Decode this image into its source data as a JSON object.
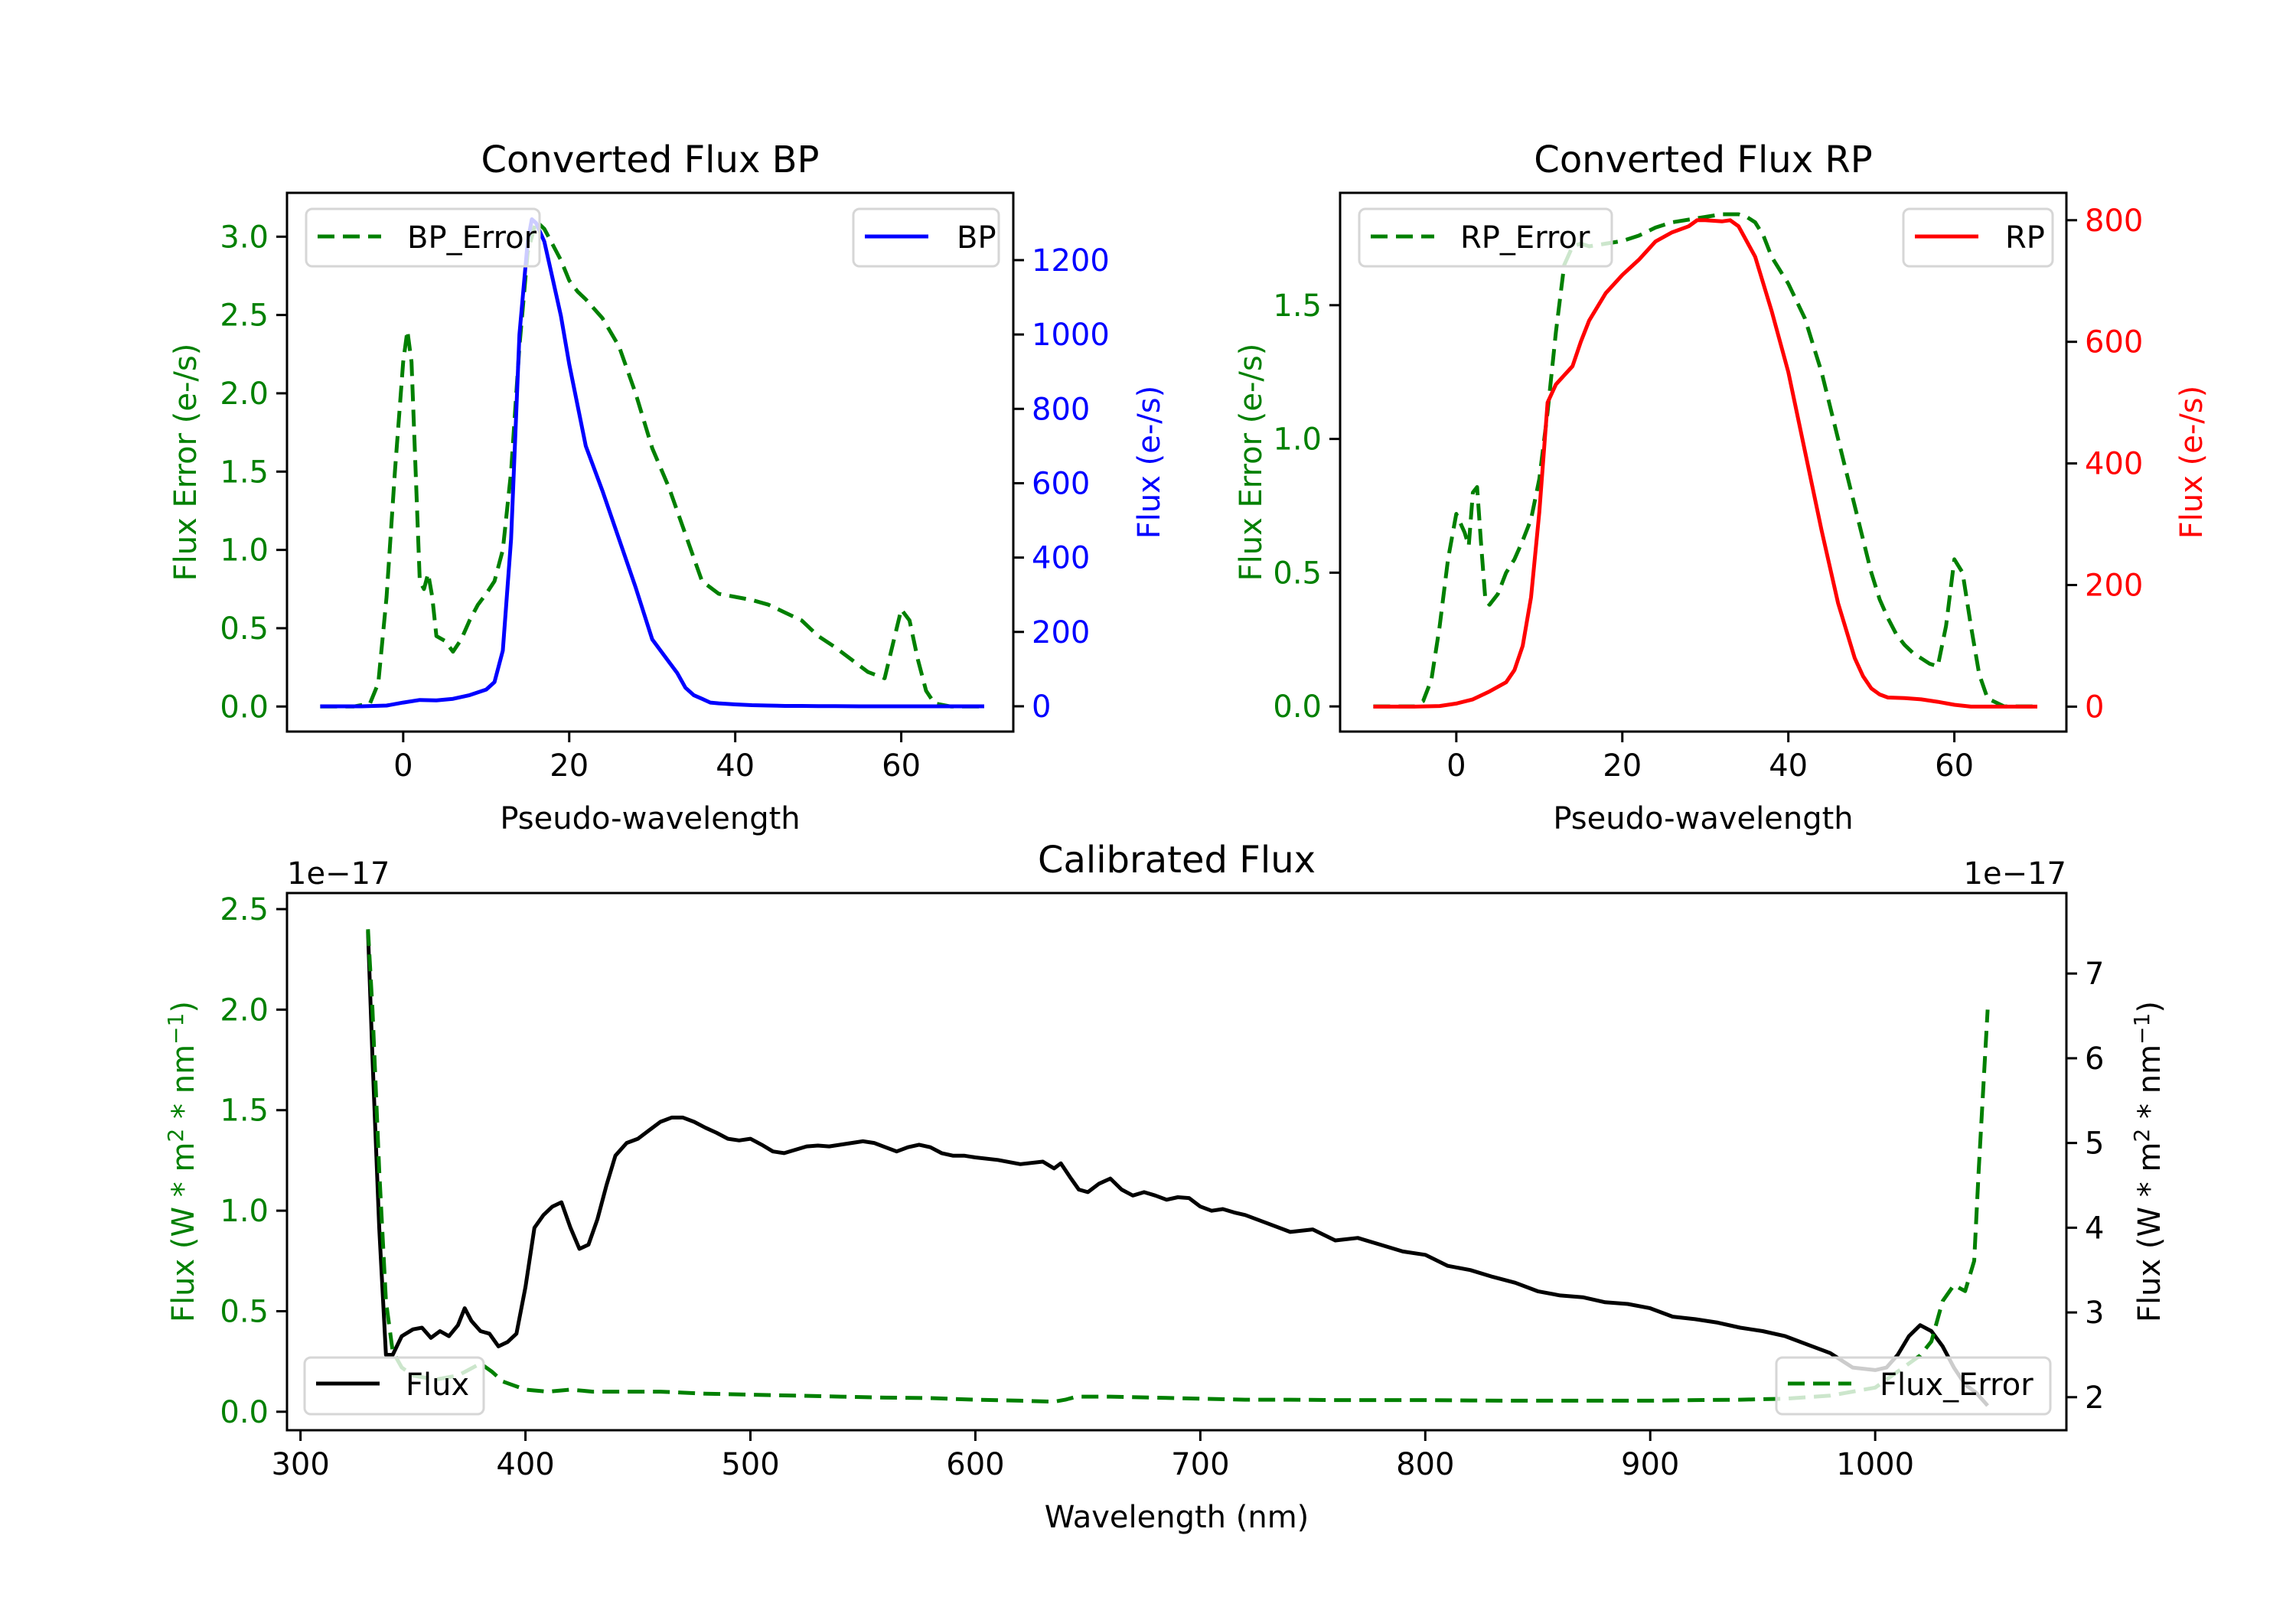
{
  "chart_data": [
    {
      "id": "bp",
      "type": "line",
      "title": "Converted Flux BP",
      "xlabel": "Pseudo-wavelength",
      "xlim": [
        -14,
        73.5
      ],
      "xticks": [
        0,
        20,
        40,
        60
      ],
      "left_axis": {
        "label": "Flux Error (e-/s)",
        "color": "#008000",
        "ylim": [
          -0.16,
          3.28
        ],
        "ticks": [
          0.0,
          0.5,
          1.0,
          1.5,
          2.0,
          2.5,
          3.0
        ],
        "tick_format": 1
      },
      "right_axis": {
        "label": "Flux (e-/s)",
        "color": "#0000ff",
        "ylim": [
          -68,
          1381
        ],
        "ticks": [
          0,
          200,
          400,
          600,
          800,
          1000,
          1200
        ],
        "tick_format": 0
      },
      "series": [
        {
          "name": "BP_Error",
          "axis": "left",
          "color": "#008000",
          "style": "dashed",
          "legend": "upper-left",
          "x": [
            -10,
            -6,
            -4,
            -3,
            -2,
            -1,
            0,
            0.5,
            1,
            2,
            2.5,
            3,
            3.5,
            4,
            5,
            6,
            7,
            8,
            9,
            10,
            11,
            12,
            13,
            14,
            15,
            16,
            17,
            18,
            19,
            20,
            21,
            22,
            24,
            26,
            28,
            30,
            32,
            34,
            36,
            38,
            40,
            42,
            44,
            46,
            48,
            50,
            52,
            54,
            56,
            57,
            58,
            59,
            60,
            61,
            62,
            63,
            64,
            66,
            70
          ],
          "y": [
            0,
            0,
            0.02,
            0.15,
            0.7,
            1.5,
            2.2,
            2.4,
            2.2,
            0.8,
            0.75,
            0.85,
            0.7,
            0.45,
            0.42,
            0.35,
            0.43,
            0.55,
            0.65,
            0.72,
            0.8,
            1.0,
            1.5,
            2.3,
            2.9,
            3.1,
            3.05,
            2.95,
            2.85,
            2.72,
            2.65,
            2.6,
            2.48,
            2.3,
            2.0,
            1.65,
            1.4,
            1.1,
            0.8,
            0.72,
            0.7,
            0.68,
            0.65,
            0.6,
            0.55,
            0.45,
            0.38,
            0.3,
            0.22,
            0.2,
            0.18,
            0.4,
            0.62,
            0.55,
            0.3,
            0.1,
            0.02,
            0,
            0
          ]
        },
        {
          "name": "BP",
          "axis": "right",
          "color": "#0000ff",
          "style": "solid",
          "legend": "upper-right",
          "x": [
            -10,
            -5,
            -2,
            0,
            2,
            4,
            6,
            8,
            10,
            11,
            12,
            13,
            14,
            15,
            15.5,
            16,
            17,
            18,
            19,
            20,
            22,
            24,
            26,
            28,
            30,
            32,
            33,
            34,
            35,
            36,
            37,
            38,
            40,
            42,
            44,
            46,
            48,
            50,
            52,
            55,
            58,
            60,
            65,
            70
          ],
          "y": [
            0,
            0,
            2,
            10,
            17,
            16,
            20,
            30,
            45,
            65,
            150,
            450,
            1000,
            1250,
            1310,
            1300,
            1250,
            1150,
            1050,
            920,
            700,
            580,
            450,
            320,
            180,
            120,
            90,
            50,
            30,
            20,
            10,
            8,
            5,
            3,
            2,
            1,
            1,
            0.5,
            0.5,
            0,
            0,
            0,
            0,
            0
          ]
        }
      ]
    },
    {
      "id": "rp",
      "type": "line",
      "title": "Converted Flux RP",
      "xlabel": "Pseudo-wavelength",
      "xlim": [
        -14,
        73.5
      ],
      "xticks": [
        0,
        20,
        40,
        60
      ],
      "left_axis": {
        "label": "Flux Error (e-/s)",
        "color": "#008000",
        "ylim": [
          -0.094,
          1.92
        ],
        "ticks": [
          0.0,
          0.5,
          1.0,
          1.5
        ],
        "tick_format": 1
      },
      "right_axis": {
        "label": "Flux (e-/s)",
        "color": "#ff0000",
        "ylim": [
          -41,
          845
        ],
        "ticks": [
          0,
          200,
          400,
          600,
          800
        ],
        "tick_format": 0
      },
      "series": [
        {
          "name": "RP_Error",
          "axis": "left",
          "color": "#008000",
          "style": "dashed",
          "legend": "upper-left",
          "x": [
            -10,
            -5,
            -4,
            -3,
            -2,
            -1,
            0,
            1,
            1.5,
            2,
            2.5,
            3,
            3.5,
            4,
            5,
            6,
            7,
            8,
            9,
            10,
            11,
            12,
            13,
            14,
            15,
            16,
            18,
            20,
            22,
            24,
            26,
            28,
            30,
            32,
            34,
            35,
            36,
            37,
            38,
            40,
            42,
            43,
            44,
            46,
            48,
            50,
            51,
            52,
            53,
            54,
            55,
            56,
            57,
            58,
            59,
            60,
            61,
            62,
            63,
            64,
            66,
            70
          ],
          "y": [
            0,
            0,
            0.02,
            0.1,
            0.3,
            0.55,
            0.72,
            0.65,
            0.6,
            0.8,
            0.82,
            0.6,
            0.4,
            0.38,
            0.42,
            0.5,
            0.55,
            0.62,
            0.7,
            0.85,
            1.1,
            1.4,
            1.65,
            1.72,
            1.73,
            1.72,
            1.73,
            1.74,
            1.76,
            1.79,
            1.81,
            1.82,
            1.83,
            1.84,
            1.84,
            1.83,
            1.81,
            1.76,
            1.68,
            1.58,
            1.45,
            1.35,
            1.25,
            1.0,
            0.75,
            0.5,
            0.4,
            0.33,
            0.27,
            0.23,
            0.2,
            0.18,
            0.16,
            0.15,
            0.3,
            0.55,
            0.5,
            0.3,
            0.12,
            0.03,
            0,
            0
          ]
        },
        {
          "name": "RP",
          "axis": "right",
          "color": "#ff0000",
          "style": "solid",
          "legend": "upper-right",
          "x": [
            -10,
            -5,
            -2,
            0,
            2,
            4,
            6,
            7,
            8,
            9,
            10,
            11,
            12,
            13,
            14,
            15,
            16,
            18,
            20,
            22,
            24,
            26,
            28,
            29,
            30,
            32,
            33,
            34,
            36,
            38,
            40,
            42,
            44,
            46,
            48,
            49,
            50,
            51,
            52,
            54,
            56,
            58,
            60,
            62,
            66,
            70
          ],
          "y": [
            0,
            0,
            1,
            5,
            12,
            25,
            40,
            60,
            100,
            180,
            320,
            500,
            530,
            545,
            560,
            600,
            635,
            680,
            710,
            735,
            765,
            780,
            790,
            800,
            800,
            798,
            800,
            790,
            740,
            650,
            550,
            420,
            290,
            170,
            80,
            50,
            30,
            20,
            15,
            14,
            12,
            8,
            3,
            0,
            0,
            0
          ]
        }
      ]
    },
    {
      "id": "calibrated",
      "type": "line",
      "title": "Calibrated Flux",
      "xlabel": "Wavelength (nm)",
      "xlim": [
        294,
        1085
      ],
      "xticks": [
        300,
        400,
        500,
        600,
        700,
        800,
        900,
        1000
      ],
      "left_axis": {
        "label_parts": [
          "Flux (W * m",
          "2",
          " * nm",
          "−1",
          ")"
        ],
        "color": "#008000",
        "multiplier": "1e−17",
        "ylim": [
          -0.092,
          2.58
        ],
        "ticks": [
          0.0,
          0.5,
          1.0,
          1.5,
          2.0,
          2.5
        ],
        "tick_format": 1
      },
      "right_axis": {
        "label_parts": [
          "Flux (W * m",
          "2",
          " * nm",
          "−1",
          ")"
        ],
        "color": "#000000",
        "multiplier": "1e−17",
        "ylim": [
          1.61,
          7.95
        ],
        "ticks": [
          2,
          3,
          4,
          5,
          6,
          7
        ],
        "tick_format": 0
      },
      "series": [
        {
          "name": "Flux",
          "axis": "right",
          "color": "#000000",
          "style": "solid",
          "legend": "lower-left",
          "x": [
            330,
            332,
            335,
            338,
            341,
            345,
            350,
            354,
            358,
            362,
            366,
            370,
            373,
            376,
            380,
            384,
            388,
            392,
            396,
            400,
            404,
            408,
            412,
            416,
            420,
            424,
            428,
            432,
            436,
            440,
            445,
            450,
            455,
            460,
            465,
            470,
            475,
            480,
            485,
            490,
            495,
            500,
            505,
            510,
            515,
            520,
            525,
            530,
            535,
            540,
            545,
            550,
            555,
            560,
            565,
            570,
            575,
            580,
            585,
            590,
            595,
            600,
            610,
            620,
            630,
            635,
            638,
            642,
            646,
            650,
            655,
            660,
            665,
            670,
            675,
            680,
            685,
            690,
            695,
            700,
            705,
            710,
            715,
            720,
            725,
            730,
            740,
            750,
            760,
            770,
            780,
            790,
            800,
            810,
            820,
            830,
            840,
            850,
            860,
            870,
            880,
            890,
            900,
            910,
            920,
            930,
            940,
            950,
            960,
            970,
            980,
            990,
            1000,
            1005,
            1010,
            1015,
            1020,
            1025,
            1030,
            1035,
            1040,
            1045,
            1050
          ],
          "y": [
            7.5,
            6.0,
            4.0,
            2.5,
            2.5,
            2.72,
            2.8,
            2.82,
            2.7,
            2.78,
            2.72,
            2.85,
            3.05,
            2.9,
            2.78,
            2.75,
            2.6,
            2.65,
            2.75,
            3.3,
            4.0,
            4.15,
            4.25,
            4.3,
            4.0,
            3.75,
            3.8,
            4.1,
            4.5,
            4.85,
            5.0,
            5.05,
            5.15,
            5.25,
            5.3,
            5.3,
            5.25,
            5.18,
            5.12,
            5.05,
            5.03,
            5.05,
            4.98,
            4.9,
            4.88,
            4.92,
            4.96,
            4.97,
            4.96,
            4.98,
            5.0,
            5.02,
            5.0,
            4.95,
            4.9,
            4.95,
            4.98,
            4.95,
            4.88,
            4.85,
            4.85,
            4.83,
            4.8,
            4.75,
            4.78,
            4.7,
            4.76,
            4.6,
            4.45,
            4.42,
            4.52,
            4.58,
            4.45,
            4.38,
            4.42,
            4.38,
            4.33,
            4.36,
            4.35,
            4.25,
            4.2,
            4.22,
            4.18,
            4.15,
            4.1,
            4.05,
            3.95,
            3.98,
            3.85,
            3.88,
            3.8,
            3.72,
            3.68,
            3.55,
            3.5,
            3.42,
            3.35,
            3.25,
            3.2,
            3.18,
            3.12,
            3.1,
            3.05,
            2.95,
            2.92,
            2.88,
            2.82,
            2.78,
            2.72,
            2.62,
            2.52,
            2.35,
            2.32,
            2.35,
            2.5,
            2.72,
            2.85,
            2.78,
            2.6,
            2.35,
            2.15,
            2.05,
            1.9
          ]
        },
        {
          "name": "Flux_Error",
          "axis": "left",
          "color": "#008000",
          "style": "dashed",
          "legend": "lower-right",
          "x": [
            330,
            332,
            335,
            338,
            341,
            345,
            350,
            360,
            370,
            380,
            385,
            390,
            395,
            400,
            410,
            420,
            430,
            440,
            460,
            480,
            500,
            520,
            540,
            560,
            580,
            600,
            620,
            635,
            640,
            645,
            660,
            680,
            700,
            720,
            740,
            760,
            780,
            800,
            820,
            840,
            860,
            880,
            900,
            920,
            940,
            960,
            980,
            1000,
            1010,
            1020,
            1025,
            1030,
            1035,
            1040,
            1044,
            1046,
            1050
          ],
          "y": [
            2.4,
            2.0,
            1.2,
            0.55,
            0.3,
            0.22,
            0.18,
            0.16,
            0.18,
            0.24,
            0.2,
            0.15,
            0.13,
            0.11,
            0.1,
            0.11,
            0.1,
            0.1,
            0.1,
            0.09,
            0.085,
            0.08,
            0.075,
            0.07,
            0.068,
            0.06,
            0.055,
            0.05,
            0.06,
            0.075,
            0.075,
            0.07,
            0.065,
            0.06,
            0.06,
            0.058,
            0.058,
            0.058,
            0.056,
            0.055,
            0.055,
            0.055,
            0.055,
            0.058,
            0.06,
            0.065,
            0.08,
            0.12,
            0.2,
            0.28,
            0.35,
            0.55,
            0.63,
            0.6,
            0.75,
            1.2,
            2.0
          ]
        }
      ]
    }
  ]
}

---

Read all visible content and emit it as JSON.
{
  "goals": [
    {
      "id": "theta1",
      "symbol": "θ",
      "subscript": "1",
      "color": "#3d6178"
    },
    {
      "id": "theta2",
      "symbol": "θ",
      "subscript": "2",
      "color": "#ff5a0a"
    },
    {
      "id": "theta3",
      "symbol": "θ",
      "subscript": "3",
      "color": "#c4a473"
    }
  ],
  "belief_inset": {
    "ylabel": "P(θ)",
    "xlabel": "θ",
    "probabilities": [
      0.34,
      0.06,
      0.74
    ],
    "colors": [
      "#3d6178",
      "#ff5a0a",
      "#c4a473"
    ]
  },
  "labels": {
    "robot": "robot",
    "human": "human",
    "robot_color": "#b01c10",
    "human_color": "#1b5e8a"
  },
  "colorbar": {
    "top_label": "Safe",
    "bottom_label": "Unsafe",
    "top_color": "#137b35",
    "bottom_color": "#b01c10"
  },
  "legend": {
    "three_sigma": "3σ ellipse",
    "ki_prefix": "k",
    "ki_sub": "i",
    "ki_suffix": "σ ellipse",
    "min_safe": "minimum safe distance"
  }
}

==

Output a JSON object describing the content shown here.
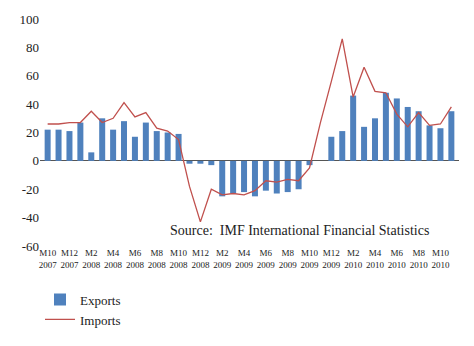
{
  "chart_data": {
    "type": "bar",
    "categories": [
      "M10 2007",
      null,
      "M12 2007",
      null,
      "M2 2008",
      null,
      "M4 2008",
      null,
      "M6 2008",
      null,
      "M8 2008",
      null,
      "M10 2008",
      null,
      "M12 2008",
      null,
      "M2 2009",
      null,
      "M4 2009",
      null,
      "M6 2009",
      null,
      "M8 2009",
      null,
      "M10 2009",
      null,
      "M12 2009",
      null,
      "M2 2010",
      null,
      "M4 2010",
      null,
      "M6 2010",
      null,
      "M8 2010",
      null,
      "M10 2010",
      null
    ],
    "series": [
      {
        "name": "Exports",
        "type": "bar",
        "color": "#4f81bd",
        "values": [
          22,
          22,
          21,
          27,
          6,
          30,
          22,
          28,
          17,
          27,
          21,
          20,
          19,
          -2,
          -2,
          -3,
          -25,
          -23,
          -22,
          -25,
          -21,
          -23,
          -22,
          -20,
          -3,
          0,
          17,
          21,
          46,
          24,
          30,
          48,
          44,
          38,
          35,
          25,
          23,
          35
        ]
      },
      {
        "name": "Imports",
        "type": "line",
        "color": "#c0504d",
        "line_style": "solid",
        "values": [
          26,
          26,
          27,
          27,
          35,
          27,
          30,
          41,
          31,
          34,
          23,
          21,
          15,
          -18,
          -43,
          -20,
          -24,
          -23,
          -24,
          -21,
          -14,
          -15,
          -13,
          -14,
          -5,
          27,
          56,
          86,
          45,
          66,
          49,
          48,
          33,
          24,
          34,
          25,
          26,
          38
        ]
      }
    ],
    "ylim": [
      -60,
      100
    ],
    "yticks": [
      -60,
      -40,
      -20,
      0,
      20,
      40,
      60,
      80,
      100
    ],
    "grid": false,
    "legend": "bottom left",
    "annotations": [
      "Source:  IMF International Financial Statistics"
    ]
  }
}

● **TO DO**: Pick out each line containing the string "name" and copy it.

● **CORRECT RESULT**:
          "name": "BP_Error",
          "name": "BP",
          "name": "RP_Error",
          "name": "RP",
          "name": "Flux",
          "name": "Flux_Error",
        "name": "Exports",
        "name": "Imports",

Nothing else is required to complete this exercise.